■ Aim: Only the number is wanted: count the lines that contain "адаптации".

■ Extracted entries:
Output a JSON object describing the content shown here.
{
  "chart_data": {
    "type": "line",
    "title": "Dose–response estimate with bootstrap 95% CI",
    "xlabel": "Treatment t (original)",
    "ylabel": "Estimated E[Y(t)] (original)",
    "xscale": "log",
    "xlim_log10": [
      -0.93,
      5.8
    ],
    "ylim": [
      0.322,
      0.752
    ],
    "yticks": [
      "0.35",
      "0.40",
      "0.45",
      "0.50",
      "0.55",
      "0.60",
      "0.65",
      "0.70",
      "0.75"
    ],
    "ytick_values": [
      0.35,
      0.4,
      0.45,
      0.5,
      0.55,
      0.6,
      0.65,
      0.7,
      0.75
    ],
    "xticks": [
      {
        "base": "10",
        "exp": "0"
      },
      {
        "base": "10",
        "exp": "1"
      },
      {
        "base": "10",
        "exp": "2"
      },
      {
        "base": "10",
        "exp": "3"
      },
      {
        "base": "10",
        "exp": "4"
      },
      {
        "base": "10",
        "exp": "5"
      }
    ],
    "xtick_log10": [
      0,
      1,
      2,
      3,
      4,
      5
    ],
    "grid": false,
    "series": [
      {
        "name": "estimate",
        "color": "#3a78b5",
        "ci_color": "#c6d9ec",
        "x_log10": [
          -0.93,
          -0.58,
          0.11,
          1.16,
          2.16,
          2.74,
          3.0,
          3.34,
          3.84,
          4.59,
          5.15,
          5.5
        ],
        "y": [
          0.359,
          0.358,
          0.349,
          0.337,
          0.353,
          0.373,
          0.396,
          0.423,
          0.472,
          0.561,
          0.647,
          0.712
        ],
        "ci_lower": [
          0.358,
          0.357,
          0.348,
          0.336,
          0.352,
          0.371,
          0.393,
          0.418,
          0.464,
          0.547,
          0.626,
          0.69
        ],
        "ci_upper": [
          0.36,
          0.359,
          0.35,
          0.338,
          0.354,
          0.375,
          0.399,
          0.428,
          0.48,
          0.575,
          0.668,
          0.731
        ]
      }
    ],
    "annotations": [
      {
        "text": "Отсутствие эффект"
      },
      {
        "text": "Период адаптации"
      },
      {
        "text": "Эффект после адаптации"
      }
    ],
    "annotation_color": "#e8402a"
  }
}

■ Finished answer: 2